### TASK INSTRUCTIONS
Return all lines from the entries below in which the word "Mover" is present.

(Data entries)
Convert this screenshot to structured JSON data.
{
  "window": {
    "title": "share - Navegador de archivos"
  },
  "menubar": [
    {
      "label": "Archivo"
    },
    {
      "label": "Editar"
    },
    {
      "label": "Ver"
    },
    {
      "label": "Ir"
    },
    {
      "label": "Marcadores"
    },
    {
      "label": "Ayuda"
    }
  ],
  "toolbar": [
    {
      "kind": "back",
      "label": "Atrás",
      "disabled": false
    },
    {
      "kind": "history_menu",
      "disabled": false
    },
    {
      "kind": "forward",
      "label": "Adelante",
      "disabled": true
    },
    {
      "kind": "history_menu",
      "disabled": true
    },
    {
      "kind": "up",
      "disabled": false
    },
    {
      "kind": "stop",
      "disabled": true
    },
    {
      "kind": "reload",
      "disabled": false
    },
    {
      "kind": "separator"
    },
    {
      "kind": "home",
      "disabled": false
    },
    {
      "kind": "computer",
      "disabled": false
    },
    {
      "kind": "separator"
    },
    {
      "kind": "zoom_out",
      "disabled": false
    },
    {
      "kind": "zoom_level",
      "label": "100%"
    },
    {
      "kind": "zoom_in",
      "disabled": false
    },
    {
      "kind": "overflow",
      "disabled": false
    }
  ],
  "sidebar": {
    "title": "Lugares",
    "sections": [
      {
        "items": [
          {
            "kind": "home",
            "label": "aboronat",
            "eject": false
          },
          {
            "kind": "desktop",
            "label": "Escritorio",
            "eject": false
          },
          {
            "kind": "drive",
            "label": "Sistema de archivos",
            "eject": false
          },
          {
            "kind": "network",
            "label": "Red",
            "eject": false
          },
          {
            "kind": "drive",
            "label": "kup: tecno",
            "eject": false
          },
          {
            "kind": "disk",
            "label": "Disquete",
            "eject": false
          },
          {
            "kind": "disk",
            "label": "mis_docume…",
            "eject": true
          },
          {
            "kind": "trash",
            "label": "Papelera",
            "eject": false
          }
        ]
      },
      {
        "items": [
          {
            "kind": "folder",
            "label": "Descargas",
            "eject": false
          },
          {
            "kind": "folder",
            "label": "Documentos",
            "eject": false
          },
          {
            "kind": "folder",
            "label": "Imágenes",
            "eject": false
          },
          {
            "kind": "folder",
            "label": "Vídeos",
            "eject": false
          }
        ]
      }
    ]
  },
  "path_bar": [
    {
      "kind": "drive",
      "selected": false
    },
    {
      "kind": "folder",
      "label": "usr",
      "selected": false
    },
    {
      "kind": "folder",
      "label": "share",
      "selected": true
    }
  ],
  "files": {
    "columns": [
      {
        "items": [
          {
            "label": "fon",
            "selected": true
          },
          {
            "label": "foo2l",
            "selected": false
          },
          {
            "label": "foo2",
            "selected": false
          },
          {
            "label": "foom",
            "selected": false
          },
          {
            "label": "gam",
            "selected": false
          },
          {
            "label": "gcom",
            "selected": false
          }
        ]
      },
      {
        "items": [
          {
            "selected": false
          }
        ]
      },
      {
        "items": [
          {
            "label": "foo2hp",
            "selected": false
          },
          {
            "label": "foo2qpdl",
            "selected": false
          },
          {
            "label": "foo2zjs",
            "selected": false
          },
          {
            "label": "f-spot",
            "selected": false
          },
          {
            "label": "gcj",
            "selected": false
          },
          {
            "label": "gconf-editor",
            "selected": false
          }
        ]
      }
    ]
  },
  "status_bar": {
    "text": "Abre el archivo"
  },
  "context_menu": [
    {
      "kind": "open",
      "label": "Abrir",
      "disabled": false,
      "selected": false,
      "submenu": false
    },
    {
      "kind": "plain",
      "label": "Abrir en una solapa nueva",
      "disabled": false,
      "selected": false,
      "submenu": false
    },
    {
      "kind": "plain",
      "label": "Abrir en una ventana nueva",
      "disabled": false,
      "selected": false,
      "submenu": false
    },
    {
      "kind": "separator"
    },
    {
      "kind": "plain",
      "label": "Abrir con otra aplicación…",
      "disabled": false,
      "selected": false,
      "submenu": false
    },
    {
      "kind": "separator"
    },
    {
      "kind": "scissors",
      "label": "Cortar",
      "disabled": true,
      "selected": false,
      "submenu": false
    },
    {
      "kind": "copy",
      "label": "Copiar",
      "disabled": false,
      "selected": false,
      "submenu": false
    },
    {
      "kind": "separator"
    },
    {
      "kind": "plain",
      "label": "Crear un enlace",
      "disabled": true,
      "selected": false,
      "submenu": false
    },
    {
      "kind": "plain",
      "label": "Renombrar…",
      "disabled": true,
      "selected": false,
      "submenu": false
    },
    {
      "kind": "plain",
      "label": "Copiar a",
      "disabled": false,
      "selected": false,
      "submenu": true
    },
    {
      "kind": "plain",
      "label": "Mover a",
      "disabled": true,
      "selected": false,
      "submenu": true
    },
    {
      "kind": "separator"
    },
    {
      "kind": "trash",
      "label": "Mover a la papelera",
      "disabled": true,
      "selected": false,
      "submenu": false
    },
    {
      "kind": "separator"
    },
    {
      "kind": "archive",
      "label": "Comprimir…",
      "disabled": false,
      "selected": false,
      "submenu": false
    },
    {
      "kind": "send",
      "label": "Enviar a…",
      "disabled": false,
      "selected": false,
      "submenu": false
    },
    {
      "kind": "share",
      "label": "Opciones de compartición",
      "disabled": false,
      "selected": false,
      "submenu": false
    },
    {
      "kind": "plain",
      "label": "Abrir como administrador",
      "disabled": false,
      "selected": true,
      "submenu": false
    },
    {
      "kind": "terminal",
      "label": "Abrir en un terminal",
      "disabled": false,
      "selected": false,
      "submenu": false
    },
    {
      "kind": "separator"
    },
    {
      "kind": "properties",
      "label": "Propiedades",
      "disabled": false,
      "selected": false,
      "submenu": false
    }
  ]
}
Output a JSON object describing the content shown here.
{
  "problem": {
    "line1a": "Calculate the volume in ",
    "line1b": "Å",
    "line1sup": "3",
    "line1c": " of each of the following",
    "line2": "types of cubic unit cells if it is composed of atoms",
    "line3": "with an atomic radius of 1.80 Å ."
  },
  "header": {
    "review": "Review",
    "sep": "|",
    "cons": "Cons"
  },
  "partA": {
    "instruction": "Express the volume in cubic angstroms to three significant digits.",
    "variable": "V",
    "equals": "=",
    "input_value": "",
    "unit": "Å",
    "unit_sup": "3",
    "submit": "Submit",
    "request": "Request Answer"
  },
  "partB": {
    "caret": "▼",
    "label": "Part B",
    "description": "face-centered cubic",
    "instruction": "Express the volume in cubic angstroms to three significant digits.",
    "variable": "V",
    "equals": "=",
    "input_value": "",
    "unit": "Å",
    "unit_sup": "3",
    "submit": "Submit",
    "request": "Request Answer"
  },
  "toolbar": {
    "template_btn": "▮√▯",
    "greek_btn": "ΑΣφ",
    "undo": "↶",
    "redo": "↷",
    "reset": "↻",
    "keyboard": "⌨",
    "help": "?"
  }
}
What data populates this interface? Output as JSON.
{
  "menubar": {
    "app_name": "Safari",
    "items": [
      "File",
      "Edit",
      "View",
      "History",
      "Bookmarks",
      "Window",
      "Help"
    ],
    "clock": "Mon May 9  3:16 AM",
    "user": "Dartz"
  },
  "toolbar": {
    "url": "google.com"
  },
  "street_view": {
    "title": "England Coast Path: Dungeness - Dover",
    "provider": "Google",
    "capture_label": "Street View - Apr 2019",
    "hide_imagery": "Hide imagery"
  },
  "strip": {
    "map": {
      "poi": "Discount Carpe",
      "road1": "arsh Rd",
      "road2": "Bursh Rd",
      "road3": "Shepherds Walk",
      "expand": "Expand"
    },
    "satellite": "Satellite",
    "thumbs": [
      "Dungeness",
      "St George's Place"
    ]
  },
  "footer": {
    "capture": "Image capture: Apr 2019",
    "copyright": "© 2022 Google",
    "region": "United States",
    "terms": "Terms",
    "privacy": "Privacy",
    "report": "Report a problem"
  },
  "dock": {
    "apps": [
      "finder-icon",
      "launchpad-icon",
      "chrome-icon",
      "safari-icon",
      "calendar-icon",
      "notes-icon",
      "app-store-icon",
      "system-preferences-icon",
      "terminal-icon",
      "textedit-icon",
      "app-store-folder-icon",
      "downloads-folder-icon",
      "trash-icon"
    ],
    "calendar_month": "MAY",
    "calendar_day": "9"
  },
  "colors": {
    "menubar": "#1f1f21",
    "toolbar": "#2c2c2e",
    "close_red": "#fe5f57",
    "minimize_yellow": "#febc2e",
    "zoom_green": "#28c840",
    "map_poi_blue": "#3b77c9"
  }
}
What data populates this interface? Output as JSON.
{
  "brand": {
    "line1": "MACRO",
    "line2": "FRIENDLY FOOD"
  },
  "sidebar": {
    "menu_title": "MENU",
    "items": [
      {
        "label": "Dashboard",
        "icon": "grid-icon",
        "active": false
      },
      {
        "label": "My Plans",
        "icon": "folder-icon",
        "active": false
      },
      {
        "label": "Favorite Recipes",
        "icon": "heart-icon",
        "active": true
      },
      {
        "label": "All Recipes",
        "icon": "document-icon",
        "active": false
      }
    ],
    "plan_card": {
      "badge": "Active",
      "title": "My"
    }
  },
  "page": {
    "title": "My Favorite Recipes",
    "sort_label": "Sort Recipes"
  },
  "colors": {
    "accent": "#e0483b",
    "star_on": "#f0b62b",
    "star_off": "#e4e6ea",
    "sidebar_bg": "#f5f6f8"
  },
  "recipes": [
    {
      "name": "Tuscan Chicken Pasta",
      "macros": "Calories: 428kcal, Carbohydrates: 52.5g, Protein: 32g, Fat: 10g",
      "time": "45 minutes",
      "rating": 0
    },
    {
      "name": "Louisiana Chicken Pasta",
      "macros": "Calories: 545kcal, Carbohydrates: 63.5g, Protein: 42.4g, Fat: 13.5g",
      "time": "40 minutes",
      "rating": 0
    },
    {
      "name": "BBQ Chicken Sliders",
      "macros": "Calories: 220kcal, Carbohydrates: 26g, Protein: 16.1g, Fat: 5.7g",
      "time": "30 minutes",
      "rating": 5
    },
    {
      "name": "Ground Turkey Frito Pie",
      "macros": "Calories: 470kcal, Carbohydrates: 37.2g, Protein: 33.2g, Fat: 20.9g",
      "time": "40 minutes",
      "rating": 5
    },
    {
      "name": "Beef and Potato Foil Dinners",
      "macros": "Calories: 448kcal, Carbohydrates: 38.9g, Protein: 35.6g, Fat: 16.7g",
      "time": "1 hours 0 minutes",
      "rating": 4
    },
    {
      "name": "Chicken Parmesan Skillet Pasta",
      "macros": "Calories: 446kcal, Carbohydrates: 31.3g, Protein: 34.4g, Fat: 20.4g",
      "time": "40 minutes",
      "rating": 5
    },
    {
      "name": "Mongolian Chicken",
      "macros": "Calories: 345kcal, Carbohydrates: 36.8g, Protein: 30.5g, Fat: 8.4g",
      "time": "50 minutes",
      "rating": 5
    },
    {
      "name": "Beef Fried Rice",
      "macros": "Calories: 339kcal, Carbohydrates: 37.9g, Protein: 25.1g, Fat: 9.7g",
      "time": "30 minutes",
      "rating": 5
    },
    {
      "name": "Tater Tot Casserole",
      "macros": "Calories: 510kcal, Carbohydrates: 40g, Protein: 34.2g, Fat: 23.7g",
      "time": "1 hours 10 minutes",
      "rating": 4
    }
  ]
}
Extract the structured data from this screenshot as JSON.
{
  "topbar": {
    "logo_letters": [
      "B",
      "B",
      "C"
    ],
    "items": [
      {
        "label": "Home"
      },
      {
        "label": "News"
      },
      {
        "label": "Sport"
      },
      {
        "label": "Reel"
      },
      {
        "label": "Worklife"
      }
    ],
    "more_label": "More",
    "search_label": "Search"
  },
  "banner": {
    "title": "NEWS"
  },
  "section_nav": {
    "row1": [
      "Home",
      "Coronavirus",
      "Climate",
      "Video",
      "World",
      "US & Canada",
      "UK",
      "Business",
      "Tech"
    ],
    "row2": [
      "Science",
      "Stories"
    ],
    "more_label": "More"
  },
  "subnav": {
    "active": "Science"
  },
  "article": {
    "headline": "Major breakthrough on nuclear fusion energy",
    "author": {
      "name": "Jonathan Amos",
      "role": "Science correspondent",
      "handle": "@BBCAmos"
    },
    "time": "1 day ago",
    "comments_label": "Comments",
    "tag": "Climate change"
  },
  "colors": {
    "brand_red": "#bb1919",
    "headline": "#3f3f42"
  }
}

### THE COMPLETED TASK
      "label": "Mover a",
      "label": "Mover a la papelera",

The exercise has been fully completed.